**PROBLEM TO SOLVE:** Identify the lines that contain the string "title", then copy each of them.

**ENTRIES SHOWN:**
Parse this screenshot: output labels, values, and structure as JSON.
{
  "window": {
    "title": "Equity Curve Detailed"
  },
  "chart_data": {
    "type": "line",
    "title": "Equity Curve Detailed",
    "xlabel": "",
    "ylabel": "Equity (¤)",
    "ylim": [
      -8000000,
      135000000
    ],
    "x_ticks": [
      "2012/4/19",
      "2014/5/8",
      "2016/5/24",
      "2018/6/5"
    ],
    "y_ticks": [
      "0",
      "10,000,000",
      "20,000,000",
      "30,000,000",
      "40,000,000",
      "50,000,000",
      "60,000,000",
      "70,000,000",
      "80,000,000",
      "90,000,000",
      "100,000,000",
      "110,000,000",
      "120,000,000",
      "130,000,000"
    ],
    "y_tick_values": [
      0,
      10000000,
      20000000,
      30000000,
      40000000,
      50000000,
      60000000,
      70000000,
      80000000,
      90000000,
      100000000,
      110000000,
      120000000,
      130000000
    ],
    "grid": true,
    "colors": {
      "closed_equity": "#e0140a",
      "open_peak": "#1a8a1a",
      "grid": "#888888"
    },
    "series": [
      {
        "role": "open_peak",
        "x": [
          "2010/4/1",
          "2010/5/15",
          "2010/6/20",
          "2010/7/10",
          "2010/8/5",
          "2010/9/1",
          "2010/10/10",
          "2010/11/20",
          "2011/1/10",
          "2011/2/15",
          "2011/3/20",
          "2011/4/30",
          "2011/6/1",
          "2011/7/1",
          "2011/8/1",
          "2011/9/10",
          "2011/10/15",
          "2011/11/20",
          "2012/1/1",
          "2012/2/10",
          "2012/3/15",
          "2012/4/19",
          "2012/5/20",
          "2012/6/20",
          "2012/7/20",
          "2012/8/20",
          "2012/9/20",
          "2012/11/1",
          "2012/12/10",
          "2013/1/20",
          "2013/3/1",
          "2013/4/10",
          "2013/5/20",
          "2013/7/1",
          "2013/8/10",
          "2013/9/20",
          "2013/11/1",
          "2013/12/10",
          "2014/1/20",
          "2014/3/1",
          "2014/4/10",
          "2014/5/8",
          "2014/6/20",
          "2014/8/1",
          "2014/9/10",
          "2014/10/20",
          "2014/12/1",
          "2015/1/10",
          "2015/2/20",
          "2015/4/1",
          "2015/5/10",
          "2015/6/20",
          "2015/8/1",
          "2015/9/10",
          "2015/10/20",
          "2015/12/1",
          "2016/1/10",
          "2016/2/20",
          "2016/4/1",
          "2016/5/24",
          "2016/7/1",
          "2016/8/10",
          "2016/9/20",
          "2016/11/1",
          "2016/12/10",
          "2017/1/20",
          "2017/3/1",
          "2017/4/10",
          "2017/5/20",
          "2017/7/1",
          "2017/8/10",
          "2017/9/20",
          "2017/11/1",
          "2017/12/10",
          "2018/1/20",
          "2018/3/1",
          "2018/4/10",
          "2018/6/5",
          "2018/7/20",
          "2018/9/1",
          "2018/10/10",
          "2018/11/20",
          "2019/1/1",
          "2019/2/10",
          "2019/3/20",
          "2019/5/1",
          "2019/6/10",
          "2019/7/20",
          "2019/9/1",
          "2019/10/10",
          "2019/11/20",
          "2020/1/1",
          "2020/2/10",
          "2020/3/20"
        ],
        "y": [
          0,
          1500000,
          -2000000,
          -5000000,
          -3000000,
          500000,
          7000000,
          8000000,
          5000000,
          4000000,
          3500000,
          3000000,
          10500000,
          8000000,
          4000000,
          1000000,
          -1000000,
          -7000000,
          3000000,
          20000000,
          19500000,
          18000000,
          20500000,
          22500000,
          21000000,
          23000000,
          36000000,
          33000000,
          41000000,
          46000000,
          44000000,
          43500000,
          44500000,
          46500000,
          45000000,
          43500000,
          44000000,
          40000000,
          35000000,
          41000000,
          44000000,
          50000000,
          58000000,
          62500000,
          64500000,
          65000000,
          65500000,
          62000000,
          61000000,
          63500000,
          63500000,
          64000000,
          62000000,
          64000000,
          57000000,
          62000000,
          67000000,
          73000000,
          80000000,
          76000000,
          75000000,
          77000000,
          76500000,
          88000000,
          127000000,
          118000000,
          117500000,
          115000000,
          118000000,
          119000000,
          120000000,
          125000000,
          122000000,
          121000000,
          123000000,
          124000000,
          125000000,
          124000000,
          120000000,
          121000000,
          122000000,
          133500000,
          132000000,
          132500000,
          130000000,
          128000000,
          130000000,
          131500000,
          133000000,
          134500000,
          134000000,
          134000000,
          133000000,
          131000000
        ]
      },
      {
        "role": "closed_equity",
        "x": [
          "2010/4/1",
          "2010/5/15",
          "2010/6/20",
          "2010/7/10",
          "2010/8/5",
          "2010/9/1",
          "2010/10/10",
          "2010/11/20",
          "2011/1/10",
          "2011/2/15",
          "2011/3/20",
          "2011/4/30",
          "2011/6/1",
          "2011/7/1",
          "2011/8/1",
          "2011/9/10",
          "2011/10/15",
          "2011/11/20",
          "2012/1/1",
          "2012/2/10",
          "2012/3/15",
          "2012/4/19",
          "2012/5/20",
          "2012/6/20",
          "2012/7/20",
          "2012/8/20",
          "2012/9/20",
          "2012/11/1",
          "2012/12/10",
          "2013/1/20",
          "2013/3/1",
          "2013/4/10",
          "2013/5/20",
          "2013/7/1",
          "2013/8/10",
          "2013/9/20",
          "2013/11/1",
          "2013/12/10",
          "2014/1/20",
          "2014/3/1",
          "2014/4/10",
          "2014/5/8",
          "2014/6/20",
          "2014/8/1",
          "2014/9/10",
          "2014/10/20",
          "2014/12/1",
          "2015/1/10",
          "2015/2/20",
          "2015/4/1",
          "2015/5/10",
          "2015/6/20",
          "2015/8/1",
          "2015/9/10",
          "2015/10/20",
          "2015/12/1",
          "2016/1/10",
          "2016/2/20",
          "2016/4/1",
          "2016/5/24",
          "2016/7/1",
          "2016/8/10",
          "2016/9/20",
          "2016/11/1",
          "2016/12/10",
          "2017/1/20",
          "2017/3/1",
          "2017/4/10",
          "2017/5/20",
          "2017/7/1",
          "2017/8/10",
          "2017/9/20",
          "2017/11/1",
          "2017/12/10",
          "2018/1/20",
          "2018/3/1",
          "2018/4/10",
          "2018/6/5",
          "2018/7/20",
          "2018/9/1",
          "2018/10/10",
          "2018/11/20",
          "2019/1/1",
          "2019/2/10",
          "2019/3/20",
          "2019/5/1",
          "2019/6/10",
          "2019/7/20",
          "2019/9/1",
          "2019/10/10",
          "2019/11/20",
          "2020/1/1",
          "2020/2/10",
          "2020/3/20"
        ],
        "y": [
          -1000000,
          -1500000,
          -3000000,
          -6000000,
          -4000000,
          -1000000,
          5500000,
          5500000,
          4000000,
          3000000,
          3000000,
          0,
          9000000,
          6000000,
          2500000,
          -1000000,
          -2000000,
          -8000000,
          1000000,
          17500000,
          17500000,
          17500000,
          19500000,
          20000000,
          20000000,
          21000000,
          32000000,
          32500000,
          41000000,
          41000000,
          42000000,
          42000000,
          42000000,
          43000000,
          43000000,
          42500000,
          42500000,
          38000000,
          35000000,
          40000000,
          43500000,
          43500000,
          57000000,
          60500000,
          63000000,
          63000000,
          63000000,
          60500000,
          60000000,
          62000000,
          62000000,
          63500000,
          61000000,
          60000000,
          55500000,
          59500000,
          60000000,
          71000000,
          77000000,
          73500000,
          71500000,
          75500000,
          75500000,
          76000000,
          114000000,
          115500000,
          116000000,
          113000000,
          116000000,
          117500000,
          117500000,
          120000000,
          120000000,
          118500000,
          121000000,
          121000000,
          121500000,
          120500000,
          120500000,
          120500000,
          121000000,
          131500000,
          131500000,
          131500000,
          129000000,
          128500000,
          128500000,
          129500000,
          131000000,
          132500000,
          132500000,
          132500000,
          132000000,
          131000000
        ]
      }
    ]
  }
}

**ANSWER TO THE EXERCISE:**
    "title": "Equity Curve Detailed"
    "title": "Equity Curve Detailed",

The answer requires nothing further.